* [Task objective]: Could you repeat the records below exactly, leaving out any pictures?
━━━ Record excerpts ━━━
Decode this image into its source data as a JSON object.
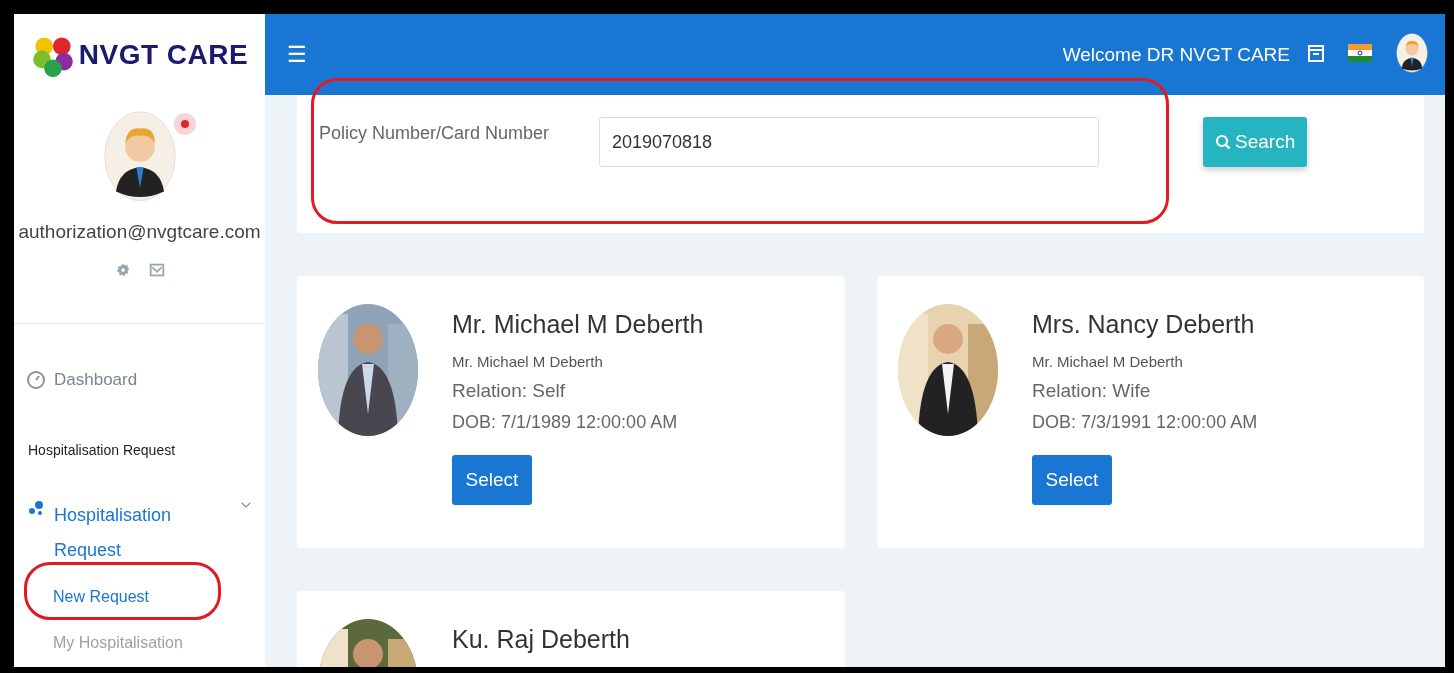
{
  "brand": {
    "name": "NVGT CARE"
  },
  "profile": {
    "email": "authorization@nvgtcare.com",
    "notification": true
  },
  "sidebar": {
    "items": [
      {
        "kind": "link",
        "label": "Dashboard",
        "selected": false
      },
      {
        "kind": "heading",
        "label": "Hospitalisation Request"
      },
      {
        "kind": "group",
        "label": "Hospitalisation Request",
        "expanded": true,
        "children": [
          {
            "label": "New Request",
            "selected": true,
            "circled": true
          },
          {
            "label": "My Hospitalisation",
            "selected": false,
            "circled": false
          }
        ]
      }
    ]
  },
  "topbar": {
    "menu": "☰",
    "welcome": "Welcome DR NVGT CARE"
  },
  "search": {
    "label": "Policy Number/Card Number",
    "value": "2019070818",
    "button": "Search",
    "circled": true
  },
  "members": [
    {
      "name": "Mr. Michael M Deberth",
      "subtitle": "Mr. Michael M Deberth",
      "relation": "Relation: Self",
      "dob": "DOB: 7/1/1989 12:00:00 AM",
      "button": "Select"
    },
    {
      "name": "Mrs. Nancy Deberth",
      "subtitle": "Mr. Michael M Deberth",
      "relation": "Relation: Wife",
      "dob": "DOB: 7/3/1991 12:00:00 AM",
      "button": "Select"
    },
    {
      "name": "Ku. Raj Deberth"
    }
  ]
}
━━━
* [Written response]:
Decode this image into its source data as a JSON object.
{
  "brand": {
    "name": "NVGT CARE"
  },
  "profile": {
    "email": "authorization@nvgtcare.com",
    "notification": true
  },
  "sidebar": {
    "items": [
      {
        "kind": "link",
        "label": "Dashboard",
        "selected": false
      },
      {
        "kind": "heading",
        "label": "Hospitalisation Request"
      },
      {
        "kind": "group",
        "label": "Hospitalisation Request",
        "expanded": true,
        "children": [
          {
            "label": "New Request",
            "selected": true,
            "circled": true
          },
          {
            "label": "My Hospitalisation",
            "selected": false,
            "circled": false
          }
        ]
      }
    ]
  },
  "topbar": {
    "menu": "☰",
    "welcome": "Welcome DR NVGT CARE"
  },
  "search": {
    "label": "Policy Number/Card Number",
    "value": "2019070818",
    "button": "Search",
    "circled": true
  },
  "members": [
    {
      "name": "Mr. Michael M Deberth",
      "subtitle": "Mr. Michael M Deberth",
      "relation": "Relation: Self",
      "dob": "DOB: 7/1/1989 12:00:00 AM",
      "button": "Select"
    },
    {
      "name": "Mrs. Nancy Deberth",
      "subtitle": "Mr. Michael M Deberth",
      "relation": "Relation: Wife",
      "dob": "DOB: 7/3/1991 12:00:00 AM",
      "button": "Select"
    },
    {
      "name": "Ku. Raj Deberth"
    }
  ]
}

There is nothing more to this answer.